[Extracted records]
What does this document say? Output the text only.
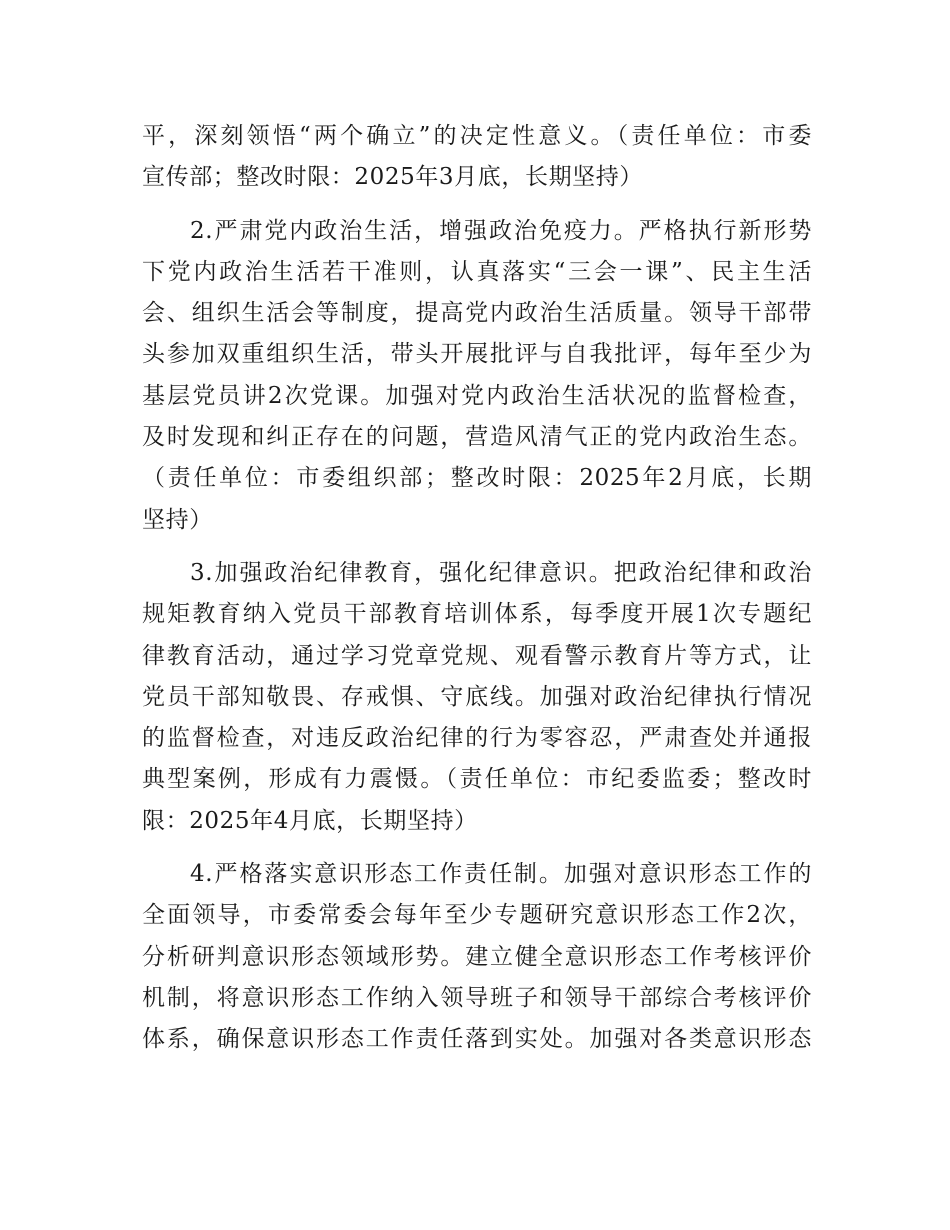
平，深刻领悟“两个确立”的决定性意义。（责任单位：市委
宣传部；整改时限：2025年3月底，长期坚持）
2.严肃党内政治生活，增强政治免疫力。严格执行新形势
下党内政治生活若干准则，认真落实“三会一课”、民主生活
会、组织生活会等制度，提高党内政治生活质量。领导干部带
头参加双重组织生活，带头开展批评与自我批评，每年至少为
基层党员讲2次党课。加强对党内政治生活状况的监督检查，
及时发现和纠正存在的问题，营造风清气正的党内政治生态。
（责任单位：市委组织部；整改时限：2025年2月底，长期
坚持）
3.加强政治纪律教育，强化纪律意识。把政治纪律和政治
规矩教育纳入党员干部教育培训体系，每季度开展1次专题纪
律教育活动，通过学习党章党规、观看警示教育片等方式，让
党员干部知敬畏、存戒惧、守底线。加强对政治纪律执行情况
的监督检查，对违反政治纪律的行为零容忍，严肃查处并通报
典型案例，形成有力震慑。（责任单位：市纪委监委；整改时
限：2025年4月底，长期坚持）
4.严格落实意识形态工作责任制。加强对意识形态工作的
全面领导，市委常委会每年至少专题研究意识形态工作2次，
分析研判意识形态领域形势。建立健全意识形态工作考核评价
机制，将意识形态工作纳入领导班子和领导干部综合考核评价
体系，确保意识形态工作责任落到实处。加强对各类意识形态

--

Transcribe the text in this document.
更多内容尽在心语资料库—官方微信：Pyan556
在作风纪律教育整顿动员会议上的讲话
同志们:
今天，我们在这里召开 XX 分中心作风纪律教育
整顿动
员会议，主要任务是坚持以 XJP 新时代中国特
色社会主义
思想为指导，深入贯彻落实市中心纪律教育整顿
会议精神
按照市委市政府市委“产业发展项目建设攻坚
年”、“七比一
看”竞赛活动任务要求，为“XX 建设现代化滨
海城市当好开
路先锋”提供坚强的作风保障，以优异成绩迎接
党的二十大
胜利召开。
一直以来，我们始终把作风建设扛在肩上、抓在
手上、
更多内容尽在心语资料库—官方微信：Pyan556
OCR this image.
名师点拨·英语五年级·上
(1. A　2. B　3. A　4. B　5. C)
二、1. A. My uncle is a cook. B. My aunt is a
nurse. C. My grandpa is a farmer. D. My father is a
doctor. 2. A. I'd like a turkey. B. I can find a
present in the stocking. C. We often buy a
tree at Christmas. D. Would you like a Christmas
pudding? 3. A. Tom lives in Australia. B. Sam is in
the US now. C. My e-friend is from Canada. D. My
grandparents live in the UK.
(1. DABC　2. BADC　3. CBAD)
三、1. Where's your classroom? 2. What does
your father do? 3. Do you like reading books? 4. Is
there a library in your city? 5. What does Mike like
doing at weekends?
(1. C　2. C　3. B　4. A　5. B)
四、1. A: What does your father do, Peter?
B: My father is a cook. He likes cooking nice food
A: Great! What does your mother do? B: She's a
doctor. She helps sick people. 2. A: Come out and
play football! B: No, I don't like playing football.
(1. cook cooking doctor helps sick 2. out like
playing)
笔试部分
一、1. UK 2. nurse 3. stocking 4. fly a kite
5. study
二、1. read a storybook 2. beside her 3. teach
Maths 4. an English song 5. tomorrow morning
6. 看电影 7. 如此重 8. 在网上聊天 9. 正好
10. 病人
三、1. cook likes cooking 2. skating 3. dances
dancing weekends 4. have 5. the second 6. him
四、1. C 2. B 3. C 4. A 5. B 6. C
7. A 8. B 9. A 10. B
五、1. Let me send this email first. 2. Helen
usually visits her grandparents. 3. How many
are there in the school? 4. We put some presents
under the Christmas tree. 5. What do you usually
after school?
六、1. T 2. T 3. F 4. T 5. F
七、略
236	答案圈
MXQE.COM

...

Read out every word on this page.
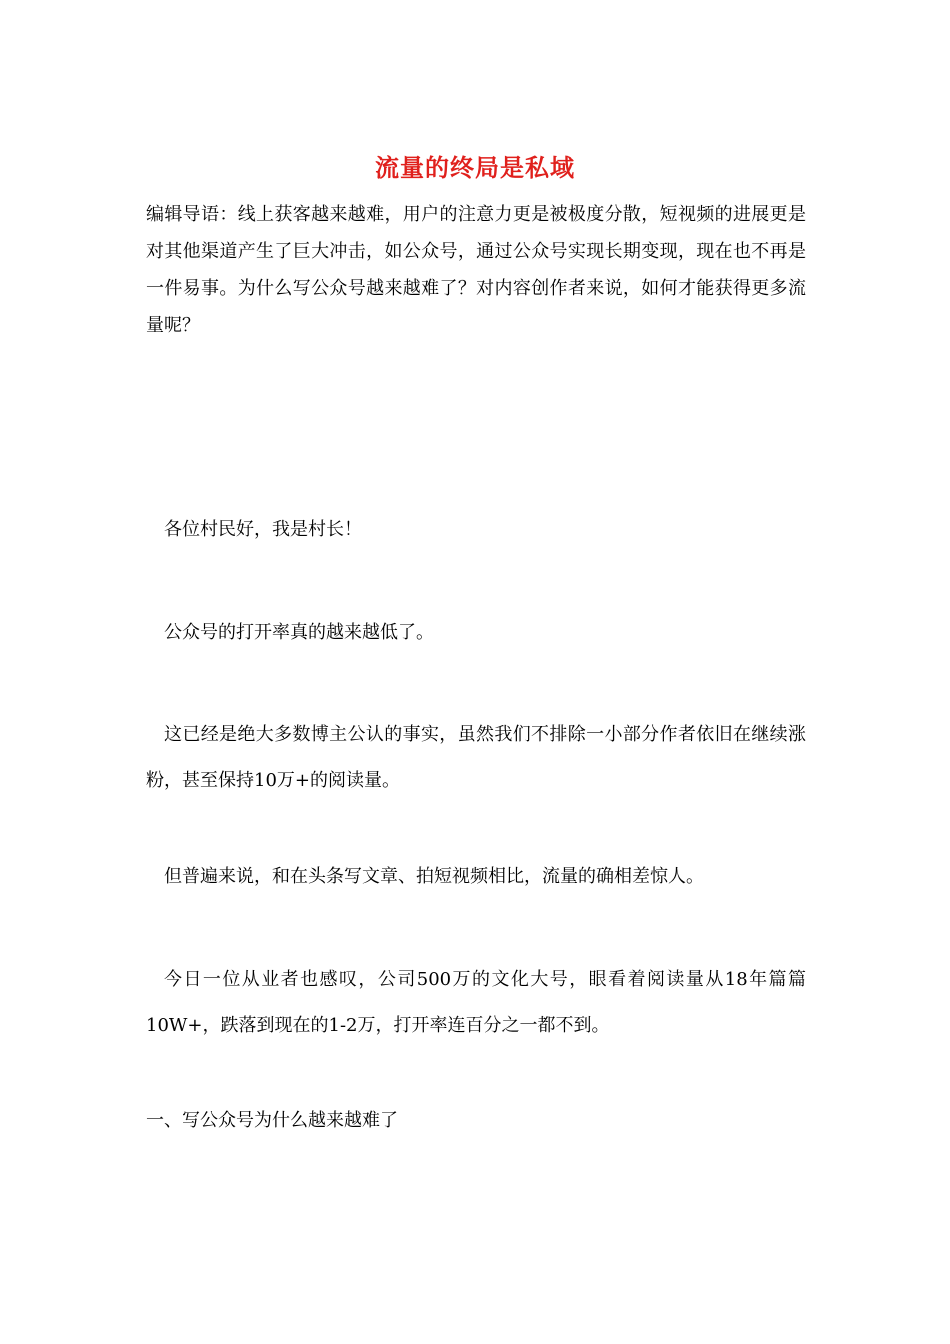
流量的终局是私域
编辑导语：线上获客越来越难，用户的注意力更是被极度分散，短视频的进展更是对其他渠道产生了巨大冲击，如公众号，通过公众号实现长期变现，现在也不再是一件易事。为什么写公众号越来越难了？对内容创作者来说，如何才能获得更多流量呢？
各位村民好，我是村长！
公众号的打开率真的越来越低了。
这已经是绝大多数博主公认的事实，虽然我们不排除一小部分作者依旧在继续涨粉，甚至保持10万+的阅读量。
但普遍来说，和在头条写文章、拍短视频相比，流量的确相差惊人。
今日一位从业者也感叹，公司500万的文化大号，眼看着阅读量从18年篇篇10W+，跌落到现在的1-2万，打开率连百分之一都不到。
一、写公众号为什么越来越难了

● **Exercise brief**: Give the count of lines holding the word "tree" and nothing more.

● **Solved exercise**: 2